CHALLENGE :: Each entry must appear again exactly as it does in the source.

INPUT RECORDS ::
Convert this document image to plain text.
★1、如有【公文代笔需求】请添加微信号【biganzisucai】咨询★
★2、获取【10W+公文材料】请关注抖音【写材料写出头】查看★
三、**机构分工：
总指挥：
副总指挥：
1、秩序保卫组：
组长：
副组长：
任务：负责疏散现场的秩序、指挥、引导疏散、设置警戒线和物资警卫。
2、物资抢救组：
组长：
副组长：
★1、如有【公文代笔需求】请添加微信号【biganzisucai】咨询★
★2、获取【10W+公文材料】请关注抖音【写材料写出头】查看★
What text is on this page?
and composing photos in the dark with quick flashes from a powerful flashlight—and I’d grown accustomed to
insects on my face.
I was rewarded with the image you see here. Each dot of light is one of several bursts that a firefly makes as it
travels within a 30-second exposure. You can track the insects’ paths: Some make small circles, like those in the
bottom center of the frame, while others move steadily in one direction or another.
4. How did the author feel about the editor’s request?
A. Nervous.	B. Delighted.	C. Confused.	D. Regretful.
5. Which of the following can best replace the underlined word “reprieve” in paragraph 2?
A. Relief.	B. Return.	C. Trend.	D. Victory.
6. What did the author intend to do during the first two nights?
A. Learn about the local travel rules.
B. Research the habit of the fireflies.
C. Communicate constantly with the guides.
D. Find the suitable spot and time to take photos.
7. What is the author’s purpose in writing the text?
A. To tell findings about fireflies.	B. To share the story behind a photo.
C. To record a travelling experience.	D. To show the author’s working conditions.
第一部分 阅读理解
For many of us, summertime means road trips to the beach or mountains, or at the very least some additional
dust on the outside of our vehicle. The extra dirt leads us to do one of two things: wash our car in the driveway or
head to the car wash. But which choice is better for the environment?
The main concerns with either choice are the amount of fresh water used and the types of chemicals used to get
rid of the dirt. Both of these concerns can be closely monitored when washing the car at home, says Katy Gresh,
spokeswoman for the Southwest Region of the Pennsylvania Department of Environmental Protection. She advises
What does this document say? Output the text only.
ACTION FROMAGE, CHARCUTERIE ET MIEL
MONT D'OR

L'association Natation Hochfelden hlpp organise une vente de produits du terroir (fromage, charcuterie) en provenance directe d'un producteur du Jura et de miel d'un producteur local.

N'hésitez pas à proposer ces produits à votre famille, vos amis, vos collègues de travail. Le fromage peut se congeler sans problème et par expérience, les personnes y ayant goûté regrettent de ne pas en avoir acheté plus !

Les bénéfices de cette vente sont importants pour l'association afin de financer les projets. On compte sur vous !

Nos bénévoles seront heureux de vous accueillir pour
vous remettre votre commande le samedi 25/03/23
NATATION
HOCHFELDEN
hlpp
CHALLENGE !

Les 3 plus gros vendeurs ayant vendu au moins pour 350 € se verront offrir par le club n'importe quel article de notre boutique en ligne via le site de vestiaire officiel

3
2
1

OUTPUT OF THE EXERCISE ::
Convert this document image to plain text.
★1、如有【公文代笔需求】请添加微信号【biganzisucai】咨询★
★2、获取【10W+公文材料】请关注抖音【写材料写出头】查看★
三、**机构分工：
总指挥：
副总指挥：
1、秩序保卫组：
组长：
副组长：
任务：负责疏散现场的秩序、指挥、引导疏散、设置警戒线和物资警卫。
2、物资抢救组：
组长：
副组长：
★1、如有【公文代笔需求】请添加微信号【biganzisucai】咨询★
★2、获取【10W+公文材料】请关注抖音【写材料写出头】查看★
What text is on this page?
and composing photos in the dark with quick flashes from a powerful flashlight—and I’d grown accustomed to
insects on my face.
I was rewarded with the image you see here. Each dot of light is one of several bursts that a firefly makes as it
travels within a 30-second exposure. You can track the insects’ paths: Some make small circles, like those in the
bottom center of the frame, while others move steadily in one direction or another.
4. How did the author feel about the editor’s request?
A. Nervous.	B. Delighted.	C. Confused.	D. Regretful.
5. Which of the following can best replace the underlined word “reprieve” in paragraph 2?
A. Relief.	B. Return.	C. Trend.	D. Victory.
6. What did the author intend to do during the first two nights?
A. Learn about the local travel rules.
B. Research the habit of the fireflies.
C. Communicate constantly with the guides.
D. Find the suitable spot and time to take photos.
7. What is the author’s purpose in writing the text?
A. To tell findings about fireflies.	B. To share the story behind a photo.
C. To record a travelling experience.	D. To show the author’s working conditions.
第一部分 阅读理解
For many of us, summertime means road trips to the beach or mountains, or at the very least some additional
dust on the outside of our vehicle. The extra dirt leads us to do one of two things: wash our car in the driveway or
head to the car wash. But which choice is better for the environment?
The main concerns with either choice are the amount of fresh water used and the types of chemicals used to get
rid of the dirt. Both of these concerns can be closely monitored when washing the car at home, says Katy Gresh,
spokeswoman for the Southwest Region of the Pennsylvania Department of Environmental Protection. She advises
What does this document say? Output the text only.
ACTION FROMAGE, CHARCUTERIE ET MIEL
MONT D'OR

L'association Natation Hochfelden hlpp organise une vente de produits du terroir (fromage, charcuterie) en provenance directe d'un producteur du Jura et de miel d'un producteur local.

N'hésitez pas à proposer ces produits à votre famille, vos amis, vos collègues de travail. Le fromage peut se congeler sans problème et par expérience, les personnes y ayant goûté regrettent de ne pas en avoir acheté plus !

Les bénéfices de cette vente sont importants pour l'association afin de financer les projets. On compte sur vous !

Nos bénévoles seront heureux de vous accueillir pour
vous remettre votre commande le samedi 25/03/23
NATATION
HOCHFELDEN
hlpp
CHALLENGE !

Les 3 plus gros vendeurs ayant vendu au moins pour 350 € se verront offrir par le club n'importe quel article de notre boutique en ligne via le site de vestiaire officiel

3
2
1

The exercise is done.